● Problem details: Filter these entries, keeping only lines that hold the word "name".

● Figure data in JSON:
^^^^^^^^^^^^^^^^
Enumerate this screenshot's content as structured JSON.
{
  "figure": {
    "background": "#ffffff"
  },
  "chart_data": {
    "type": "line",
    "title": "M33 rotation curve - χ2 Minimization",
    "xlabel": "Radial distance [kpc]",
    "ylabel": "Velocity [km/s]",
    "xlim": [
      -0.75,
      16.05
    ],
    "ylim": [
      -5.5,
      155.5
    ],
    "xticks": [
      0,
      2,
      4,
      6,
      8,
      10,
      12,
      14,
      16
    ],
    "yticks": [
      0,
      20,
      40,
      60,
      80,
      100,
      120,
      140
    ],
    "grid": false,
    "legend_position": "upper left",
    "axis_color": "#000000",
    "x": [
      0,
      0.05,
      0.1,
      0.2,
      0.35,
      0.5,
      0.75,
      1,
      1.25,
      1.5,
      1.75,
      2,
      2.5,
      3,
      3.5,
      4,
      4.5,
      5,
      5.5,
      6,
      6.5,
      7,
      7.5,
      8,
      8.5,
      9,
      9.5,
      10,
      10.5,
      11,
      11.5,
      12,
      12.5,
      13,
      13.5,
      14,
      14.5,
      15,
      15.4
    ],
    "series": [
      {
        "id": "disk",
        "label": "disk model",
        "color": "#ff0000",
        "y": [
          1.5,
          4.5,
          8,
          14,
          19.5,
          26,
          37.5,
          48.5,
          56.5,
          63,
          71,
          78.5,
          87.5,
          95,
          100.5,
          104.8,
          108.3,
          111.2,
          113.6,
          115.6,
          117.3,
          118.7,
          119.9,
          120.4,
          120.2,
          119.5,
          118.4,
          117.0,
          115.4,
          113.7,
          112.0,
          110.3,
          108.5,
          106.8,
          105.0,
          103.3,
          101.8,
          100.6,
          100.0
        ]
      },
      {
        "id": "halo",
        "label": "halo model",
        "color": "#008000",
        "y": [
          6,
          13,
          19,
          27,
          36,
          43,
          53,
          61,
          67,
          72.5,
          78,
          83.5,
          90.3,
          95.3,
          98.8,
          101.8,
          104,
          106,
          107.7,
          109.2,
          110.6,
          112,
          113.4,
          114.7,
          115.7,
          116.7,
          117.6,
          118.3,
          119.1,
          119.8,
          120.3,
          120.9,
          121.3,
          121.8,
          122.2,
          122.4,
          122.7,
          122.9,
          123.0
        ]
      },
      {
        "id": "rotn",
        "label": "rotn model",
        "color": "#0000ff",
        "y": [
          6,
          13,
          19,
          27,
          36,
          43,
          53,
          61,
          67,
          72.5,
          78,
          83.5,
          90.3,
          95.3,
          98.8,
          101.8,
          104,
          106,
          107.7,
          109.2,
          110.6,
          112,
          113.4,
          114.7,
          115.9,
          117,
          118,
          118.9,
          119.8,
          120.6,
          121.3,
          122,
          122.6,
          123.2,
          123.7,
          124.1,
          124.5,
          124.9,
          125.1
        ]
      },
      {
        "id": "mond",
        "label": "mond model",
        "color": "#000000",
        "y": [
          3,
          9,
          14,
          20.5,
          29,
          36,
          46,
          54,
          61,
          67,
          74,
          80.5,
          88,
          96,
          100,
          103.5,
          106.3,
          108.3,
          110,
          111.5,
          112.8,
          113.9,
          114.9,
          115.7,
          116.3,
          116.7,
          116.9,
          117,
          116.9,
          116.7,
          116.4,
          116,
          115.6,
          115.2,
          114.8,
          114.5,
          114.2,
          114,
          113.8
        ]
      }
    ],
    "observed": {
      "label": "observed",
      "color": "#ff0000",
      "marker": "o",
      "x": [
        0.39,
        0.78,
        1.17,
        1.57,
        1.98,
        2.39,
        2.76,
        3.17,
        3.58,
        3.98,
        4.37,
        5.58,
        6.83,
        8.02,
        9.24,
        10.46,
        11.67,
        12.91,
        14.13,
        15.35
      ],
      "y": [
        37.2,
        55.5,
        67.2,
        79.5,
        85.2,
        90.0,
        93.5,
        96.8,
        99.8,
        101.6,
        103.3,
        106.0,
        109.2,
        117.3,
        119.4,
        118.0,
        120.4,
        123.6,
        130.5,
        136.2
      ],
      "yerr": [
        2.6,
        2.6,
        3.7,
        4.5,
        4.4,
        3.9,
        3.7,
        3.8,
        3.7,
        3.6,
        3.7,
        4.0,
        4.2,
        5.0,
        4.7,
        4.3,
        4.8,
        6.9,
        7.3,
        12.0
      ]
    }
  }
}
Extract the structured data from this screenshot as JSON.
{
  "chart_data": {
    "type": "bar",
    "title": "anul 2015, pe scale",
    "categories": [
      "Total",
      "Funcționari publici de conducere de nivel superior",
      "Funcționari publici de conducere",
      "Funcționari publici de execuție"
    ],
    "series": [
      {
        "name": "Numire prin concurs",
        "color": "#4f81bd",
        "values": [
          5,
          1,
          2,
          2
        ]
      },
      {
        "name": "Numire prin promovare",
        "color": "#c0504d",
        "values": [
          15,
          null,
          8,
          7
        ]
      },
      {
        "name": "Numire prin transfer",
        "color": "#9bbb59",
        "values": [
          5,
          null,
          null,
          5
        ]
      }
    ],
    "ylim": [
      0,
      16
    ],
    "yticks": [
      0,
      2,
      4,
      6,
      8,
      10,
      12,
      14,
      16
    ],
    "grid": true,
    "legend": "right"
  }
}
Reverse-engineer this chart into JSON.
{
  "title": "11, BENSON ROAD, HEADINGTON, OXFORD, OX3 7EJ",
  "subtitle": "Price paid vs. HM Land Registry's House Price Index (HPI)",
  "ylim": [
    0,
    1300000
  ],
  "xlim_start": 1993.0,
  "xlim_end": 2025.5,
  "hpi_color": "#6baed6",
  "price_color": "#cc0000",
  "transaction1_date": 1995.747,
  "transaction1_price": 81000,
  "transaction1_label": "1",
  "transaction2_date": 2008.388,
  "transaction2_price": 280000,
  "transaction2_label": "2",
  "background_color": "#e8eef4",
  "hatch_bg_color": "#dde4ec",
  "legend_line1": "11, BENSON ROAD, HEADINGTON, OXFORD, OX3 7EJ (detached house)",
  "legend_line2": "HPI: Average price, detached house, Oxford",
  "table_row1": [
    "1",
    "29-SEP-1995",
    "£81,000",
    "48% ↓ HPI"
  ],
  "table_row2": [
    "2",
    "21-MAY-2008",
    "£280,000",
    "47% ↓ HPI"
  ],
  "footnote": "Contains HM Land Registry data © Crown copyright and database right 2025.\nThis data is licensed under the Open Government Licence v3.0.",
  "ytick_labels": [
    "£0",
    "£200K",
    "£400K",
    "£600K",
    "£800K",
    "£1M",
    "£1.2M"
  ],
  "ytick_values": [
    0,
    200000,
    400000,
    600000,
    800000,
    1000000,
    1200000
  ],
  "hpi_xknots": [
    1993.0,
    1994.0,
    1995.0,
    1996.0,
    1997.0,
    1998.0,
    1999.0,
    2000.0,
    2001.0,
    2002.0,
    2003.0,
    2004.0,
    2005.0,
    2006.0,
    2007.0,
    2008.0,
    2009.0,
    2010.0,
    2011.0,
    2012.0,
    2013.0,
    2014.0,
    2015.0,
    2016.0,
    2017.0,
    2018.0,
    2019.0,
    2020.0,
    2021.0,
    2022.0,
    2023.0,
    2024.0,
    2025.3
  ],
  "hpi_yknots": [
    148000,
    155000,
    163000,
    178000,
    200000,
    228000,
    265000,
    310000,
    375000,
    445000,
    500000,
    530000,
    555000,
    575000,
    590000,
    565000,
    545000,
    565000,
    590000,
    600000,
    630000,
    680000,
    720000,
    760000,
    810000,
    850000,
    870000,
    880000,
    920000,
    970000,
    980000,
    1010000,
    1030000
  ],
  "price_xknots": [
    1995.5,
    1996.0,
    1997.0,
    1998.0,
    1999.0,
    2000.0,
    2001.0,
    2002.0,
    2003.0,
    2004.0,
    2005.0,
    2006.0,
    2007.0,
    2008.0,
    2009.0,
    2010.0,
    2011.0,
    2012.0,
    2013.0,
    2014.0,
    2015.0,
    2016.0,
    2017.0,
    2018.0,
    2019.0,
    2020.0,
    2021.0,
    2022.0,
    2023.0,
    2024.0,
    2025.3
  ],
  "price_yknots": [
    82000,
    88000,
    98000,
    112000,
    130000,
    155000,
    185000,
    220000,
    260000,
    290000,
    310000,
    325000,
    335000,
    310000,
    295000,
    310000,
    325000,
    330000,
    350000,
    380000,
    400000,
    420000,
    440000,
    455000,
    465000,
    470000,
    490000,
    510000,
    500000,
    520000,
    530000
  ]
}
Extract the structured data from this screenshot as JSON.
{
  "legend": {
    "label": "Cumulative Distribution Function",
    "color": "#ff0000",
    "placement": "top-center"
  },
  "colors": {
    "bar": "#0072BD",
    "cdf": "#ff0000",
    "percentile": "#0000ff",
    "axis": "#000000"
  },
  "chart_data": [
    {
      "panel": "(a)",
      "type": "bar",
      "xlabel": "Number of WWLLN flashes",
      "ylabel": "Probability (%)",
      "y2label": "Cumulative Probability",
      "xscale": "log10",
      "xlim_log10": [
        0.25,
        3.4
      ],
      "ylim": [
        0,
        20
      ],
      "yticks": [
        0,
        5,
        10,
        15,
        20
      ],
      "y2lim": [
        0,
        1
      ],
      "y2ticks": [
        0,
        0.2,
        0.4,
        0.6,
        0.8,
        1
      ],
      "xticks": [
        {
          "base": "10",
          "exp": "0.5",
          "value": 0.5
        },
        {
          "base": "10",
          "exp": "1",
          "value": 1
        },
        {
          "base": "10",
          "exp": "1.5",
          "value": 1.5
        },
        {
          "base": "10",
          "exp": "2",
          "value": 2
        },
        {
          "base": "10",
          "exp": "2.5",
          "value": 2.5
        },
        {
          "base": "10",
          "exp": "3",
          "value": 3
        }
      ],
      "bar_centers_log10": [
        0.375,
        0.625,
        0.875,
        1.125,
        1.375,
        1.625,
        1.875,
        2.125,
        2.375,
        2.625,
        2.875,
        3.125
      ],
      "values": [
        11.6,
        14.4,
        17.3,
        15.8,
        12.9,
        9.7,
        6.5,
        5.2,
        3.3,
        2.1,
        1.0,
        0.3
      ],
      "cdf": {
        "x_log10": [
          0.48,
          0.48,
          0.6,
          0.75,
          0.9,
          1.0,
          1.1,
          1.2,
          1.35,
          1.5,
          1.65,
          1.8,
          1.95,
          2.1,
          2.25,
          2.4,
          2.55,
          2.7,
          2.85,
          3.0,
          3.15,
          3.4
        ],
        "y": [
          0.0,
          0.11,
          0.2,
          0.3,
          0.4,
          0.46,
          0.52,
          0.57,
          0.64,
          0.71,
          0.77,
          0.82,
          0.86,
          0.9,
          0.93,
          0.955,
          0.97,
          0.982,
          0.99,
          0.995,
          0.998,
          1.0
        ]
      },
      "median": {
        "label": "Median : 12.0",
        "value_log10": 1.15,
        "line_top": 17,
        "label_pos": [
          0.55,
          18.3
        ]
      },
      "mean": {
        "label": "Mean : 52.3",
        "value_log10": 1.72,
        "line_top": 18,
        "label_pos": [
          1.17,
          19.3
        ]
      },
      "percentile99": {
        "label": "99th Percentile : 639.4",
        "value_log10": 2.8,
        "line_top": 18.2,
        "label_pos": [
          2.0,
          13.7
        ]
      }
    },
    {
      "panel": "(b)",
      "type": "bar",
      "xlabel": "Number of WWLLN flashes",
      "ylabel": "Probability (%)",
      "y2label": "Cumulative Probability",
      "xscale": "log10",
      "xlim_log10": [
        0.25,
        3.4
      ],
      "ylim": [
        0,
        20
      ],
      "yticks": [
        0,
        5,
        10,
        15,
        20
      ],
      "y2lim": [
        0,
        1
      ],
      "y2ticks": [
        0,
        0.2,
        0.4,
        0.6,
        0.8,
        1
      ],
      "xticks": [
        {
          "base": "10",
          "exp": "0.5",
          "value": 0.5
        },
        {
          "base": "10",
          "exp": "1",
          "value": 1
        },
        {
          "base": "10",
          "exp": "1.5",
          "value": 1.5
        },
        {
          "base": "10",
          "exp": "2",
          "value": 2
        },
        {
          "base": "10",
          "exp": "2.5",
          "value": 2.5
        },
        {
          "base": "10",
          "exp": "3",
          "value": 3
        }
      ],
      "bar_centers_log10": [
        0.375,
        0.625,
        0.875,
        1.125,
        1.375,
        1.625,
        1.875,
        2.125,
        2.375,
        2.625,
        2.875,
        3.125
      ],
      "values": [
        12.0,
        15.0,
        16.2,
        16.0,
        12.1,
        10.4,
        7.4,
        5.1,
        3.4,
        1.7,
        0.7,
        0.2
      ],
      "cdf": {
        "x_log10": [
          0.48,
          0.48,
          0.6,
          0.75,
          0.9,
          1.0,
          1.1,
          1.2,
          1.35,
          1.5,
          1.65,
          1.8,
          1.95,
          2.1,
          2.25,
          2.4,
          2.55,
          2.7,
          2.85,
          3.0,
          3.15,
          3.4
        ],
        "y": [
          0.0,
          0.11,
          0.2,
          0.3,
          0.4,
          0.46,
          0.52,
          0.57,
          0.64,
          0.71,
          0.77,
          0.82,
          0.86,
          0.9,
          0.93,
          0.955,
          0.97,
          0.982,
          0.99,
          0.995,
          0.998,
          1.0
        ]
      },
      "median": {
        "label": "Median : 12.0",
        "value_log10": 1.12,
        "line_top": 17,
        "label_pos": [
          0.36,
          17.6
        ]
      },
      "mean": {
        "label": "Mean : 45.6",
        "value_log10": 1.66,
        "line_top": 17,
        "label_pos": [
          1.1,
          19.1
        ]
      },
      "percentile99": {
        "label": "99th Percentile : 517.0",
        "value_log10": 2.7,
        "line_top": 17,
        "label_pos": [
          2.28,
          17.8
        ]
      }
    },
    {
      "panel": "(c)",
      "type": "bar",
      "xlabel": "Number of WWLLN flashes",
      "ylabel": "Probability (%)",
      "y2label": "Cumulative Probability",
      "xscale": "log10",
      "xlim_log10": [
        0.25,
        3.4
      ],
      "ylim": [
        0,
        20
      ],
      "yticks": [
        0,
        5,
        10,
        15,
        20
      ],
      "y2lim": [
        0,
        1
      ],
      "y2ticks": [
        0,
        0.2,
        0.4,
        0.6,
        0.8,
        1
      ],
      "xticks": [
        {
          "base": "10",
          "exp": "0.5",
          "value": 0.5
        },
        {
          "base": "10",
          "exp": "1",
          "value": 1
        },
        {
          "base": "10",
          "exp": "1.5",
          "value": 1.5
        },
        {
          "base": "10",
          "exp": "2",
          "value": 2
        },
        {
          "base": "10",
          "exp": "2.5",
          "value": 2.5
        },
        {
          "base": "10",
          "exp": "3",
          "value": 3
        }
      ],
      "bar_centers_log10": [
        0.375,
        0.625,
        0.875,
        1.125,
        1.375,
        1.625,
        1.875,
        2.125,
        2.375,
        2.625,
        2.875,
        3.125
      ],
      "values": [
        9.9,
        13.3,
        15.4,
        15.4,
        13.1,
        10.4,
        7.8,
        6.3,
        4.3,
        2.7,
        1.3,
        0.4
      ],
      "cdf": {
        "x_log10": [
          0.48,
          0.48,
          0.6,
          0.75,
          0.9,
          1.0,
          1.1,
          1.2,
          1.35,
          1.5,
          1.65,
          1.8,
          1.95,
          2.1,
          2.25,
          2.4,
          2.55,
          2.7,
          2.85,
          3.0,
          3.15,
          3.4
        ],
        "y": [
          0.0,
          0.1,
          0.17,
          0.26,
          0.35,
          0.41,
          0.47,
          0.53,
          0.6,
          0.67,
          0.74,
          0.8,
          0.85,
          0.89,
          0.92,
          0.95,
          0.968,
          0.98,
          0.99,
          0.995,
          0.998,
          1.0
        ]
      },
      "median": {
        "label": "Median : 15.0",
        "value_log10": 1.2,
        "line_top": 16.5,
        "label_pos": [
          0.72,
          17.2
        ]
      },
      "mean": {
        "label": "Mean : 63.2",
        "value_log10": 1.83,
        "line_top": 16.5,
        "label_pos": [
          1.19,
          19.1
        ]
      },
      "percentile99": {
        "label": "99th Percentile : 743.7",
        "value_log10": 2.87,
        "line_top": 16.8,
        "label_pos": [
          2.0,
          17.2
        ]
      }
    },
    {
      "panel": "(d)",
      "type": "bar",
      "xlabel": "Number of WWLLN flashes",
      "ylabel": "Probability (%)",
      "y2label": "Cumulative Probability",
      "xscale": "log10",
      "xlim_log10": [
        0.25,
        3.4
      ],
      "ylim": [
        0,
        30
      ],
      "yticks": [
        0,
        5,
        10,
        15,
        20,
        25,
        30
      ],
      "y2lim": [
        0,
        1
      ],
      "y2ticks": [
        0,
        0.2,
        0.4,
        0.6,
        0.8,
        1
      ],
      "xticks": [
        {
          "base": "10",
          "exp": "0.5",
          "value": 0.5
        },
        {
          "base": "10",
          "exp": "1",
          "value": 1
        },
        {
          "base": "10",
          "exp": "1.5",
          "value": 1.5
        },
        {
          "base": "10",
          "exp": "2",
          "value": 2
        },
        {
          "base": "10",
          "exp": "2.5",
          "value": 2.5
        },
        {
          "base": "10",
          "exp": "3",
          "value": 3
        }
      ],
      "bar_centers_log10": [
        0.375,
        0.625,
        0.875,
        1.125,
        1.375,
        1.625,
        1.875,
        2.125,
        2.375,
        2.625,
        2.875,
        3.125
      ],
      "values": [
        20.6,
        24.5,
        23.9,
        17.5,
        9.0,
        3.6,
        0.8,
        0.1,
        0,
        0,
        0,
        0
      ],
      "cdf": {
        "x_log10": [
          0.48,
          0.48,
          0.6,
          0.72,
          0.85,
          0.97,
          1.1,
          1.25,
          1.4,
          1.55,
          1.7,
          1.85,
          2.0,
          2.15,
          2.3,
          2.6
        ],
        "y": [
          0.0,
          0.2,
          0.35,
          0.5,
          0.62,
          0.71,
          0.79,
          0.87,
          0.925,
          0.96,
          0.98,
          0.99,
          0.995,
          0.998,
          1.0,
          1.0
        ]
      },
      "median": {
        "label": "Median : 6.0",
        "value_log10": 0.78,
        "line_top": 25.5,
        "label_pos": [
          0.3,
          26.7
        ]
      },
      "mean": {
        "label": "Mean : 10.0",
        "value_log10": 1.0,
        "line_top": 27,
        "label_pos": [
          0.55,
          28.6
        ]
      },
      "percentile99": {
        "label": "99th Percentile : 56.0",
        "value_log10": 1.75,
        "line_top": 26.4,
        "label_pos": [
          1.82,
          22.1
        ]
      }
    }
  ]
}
^^^^^^^^^^^^^^^^
● Complete response:
        "name": "Numire prin concurs",
        "name": "Numire prin promovare",
        "name": "Numire prin transfer",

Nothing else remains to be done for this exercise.